-- START OF EXTRACTED MATERIAL --

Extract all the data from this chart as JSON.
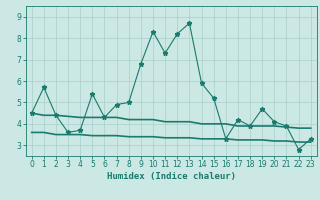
{
  "x": [
    0,
    1,
    2,
    3,
    4,
    5,
    6,
    7,
    8,
    9,
    10,
    11,
    12,
    13,
    14,
    15,
    16,
    17,
    18,
    19,
    20,
    21,
    22,
    23
  ],
  "y_main": [
    4.5,
    5.7,
    4.4,
    3.6,
    3.7,
    5.4,
    4.3,
    4.9,
    5.0,
    6.8,
    8.3,
    7.3,
    8.2,
    8.7,
    5.9,
    5.2,
    3.3,
    4.2,
    3.9,
    4.7,
    4.1,
    3.9,
    2.8,
    3.3
  ],
  "y_upper": [
    4.5,
    4.4,
    4.4,
    4.35,
    4.3,
    4.3,
    4.3,
    4.3,
    4.2,
    4.2,
    4.2,
    4.1,
    4.1,
    4.1,
    4.0,
    4.0,
    4.0,
    3.9,
    3.9,
    3.9,
    3.9,
    3.85,
    3.8,
    3.8
  ],
  "y_lower": [
    3.6,
    3.6,
    3.5,
    3.5,
    3.5,
    3.45,
    3.45,
    3.45,
    3.4,
    3.4,
    3.4,
    3.35,
    3.35,
    3.35,
    3.3,
    3.3,
    3.3,
    3.25,
    3.25,
    3.25,
    3.2,
    3.2,
    3.15,
    3.15
  ],
  "line_color": "#1a7a6e",
  "bg_color": "#cce8e4",
  "grid_color": "#aacfcb",
  "xlabel": "Humidex (Indice chaleur)",
  "ylim": [
    2.5,
    9.5
  ],
  "xlim": [
    -0.5,
    23.5
  ],
  "yticks": [
    3,
    4,
    5,
    6,
    7,
    8,
    9
  ],
  "xticks": [
    0,
    1,
    2,
    3,
    4,
    5,
    6,
    7,
    8,
    9,
    10,
    11,
    12,
    13,
    14,
    15,
    16,
    17,
    18,
    19,
    20,
    21,
    22,
    23
  ],
  "tick_fontsize": 5.5,
  "xlabel_fontsize": 6.5,
  "main_linewidth": 0.8,
  "band_linewidth": 1.2,
  "marker_size": 3.5
}
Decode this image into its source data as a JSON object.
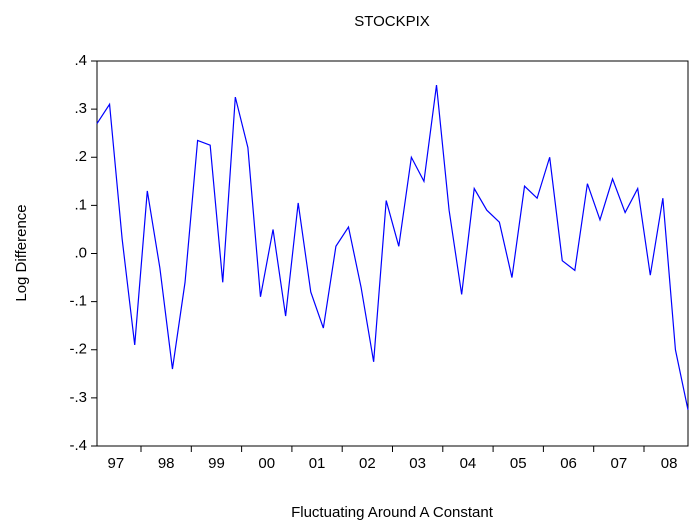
{
  "chart_data": {
    "type": "line",
    "title": "STOCKPIX",
    "ylabel": "Log Difference",
    "xlabel": "Fluctuating Around A Constant",
    "categories": [
      null,
      "97",
      null,
      null,
      null,
      "98",
      null,
      null,
      null,
      "99",
      null,
      null,
      null,
      "00",
      null,
      null,
      null,
      "01",
      null,
      null,
      null,
      "02",
      null,
      null,
      null,
      "03",
      null,
      null,
      null,
      "04",
      null,
      null,
      null,
      "05",
      null,
      null,
      null,
      "06",
      null,
      null,
      null,
      "07",
      null,
      null,
      null,
      "08",
      null,
      null
    ],
    "series": [
      {
        "name": "STOCKPIX",
        "color": "#0000ff",
        "values": [
          0.27,
          0.31,
          0.03,
          -0.19,
          0.13,
          -0.03,
          -0.24,
          -0.06,
          0.235,
          0.225,
          -0.06,
          0.325,
          0.22,
          -0.09,
          0.05,
          -0.13,
          0.105,
          -0.08,
          -0.155,
          0.015,
          0.055,
          -0.07,
          -0.225,
          0.11,
          0.015,
          0.2,
          0.15,
          0.35,
          0.09,
          -0.085,
          0.135,
          0.09,
          0.065,
          -0.05,
          0.14,
          0.115,
          0.2,
          -0.015,
          -0.035,
          0.145,
          0.07,
          0.155,
          0.085,
          0.135,
          -0.045,
          0.115,
          -0.2,
          -0.325
        ]
      }
    ],
    "ylim": [
      -0.4,
      0.4
    ],
    "yticks": [
      {
        "value": -0.4,
        "label": "-.4"
      },
      {
        "value": -0.3,
        "label": "-.3"
      },
      {
        "value": -0.2,
        "label": "-.2"
      },
      {
        "value": -0.1,
        "label": "-.1"
      },
      {
        "value": 0,
        "label": ".0"
      },
      {
        "value": 0.1,
        "label": ".1"
      },
      {
        "value": 0.2,
        "label": ".2"
      },
      {
        "value": 0.3,
        "label": ".3"
      },
      {
        "value": 0.4,
        "label": ".4"
      }
    ]
  }
}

-- END OF EXTRACTED MATERIAL --

WHAT NEEDS TO BE DONE: Transcribe every record above exactly as written, leaving out any pictures.

EXERCISE RESPONSE:
Extract all the data from this chart as JSON.
{
  "x": [
    0,
    1,
    2,
    3,
    4,
    5,
    6,
    7,
    8,
    9,
    10,
    11,
    12,
    13,
    14,
    15,
    16,
    17,
    18,
    19,
    20,
    21,
    22,
    23
  ],
  "y_main": [
    4.5,
    5.7,
    4.4,
    3.6,
    3.7,
    5.4,
    4.3,
    4.9,
    5.0,
    6.8,
    8.3,
    7.3,
    8.2,
    8.7,
    5.9,
    5.2,
    3.3,
    4.2,
    3.9,
    4.7,
    4.1,
    3.9,
    2.8,
    3.3
  ],
  "y_upper": [
    4.5,
    4.4,
    4.4,
    4.35,
    4.3,
    4.3,
    4.3,
    4.3,
    4.2,
    4.2,
    4.2,
    4.1,
    4.1,
    4.1,
    4.0,
    4.0,
    4.0,
    3.9,
    3.9,
    3.9,
    3.9,
    3.85,
    3.8,
    3.8
  ],
  "y_lower": [
    3.6,
    3.6,
    3.5,
    3.5,
    3.5,
    3.45,
    3.45,
    3.45,
    3.4,
    3.4,
    3.4,
    3.35,
    3.35,
    3.35,
    3.3,
    3.3,
    3.3,
    3.25,
    3.25,
    3.25,
    3.2,
    3.2,
    3.15,
    3.15
  ],
  "line_color": "#1a7a6e",
  "bg_color": "#cce8e4",
  "grid_color": "#aacfcb",
  "xlabel": "Humidex (Indice chaleur)",
  "ylim": [
    2.5,
    9.5
  ],
  "xlim": [
    -0.5,
    23.5
  ],
  "yticks": [
    3,
    4,
    5,
    6,
    7,
    8,
    9
  ],
  "xticks": [
    0,
    1,
    2,
    3,
    4,
    5,
    6,
    7,
    8,
    9,
    10,
    11,
    12,
    13,
    14,
    15,
    16,
    17,
    18,
    19,
    20,
    21,
    22,
    23
  ],
  "tick_fontsize": 5.5,
  "xlabel_fontsize": 6.5,
  "main_linewidth": 0.8,
  "band_linewidth": 1.2,
  "marker_size": 3.5
}
Decode this image into its source data as a JSON object.
{
  "chart_data": {
    "type": "line",
    "title": "STOCKPIX",
    "ylabel": "Log Difference",
    "xlabel": "Fluctuating Around A Constant",
    "categories": [
      null,
      "97",
      null,
      null,
      null,
      "98",
      null,
      null,
      null,
      "99",
      null,
      null,
      null,
      "00",
      null,
      null,
      null,
      "01",
      null,
      null,
      null,
      "02",
      null,
      null,
      null,
      "03",
      null,
      null,
      null,
      "04",
      null,
      null,
      null,
      "05",
      null,
      null,
      null,
      "06",
      null,
      null,
      null,
      "07",
      null,
      null,
      null,
      "08",
      null,
      null
    ],
    "series": [
      {
        "name": "STOCKPIX",
        "color": "#0000ff",
        "values": [
          0.27,
          0.31,
          0.03,
          -0.19,
          0.13,
          -0.03,
          -0.24,
          -0.06,
          0.235,
          0.225,
          -0.06,
          0.325,
          0.22,
          -0.09,
          0.05,
          -0.13,
          0.105,
          -0.08,
          -0.155,
          0.015,
          0.055,
          -0.07,
          -0.225,
          0.11,
          0.015,
          0.2,
          0.15,
          0.35,
          0.09,
          -0.085,
          0.135,
          0.09,
          0.065,
          -0.05,
          0.14,
          0.115,
          0.2,
          -0.015,
          -0.035,
          0.145,
          0.07,
          0.155,
          0.085,
          0.135,
          -0.045,
          0.115,
          -0.2,
          -0.325
        ]
      }
    ],
    "ylim": [
      -0.4,
      0.4
    ],
    "yticks": [
      {
        "value": -0.4,
        "label": "-.4"
      },
      {
        "value": -0.3,
        "label": "-.3"
      },
      {
        "value": -0.2,
        "label": "-.2"
      },
      {
        "value": -0.1,
        "label": "-.1"
      },
      {
        "value": 0,
        "label": ".0"
      },
      {
        "value": 0.1,
        "label": ".1"
      },
      {
        "value": 0.2,
        "label": ".2"
      },
      {
        "value": 0.3,
        "label": ".3"
      },
      {
        "value": 0.4,
        "label": ".4"
      }
    ]
  }
}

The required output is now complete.